-- Start of DATA ROWS --
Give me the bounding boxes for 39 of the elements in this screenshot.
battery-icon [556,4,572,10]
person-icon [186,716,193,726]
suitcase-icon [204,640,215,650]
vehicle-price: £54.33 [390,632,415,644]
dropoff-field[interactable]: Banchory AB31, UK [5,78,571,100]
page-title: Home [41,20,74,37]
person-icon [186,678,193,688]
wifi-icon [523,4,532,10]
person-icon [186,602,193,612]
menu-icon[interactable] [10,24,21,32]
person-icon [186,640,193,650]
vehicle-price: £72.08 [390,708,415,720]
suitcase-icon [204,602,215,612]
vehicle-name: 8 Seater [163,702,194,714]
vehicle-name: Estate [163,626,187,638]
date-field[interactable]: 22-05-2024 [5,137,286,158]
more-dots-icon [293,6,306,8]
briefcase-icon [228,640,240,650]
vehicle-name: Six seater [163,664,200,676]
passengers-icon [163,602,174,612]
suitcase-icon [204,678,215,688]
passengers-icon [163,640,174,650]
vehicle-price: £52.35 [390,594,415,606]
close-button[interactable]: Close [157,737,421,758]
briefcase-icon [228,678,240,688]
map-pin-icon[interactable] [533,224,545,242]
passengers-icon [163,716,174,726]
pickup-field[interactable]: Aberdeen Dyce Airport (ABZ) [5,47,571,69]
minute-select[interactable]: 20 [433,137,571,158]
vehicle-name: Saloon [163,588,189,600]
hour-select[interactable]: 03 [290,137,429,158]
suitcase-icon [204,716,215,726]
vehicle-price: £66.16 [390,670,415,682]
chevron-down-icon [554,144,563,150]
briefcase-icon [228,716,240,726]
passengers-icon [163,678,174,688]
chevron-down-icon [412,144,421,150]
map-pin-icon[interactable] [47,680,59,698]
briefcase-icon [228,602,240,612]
-- End of DATA ROWS --
Copy every line of the item above word for word, keeping each line in its original order.

Give me the bounding boxes for 39 of the elements in this screenshot.
battery-icon [556,4,572,10]
person-icon [186,716,193,726]
suitcase-icon [204,640,215,650]
vehicle-price: £54.33 [390,632,415,644]
dropoff-field[interactable]: Banchory AB31, UK [5,78,571,100]
page-title: Home [41,20,74,37]
person-icon [186,678,193,688]
wifi-icon [523,4,532,10]
person-icon [186,602,193,612]
menu-icon[interactable] [10,24,21,32]
person-icon [186,640,193,650]
vehicle-price: £72.08 [390,708,415,720]
suitcase-icon [204,602,215,612]
vehicle-name: 8 Seater [163,702,194,714]
vehicle-name: Estate [163,626,187,638]
date-field[interactable]: 22-05-2024 [5,137,286,158]
more-dots-icon [293,6,306,8]
briefcase-icon [228,640,240,650]
vehicle-name: Six seater [163,664,200,676]
passengers-icon [163,602,174,612]
suitcase-icon [204,678,215,688]
passengers-icon [163,640,174,650]
vehicle-price: £52.35 [390,594,415,606]
close-button[interactable]: Close [157,737,421,758]
briefcase-icon [228,678,240,688]
map-pin-icon[interactable] [533,224,545,242]
passengers-icon [163,716,174,726]
pickup-field[interactable]: Aberdeen Dyce Airport (ABZ) [5,47,571,69]
minute-select[interactable]: 20 [433,137,571,158]
vehicle-name: Saloon [163,588,189,600]
hour-select[interactable]: 03 [290,137,429,158]
suitcase-icon [204,716,215,726]
vehicle-price: £66.16 [390,670,415,682]
chevron-down-icon [554,144,563,150]
briefcase-icon [228,716,240,726]
passengers-icon [163,678,174,688]
chevron-down-icon [412,144,421,150]
map-pin-icon[interactable] [47,680,59,698]
briefcase-icon [228,602,240,612]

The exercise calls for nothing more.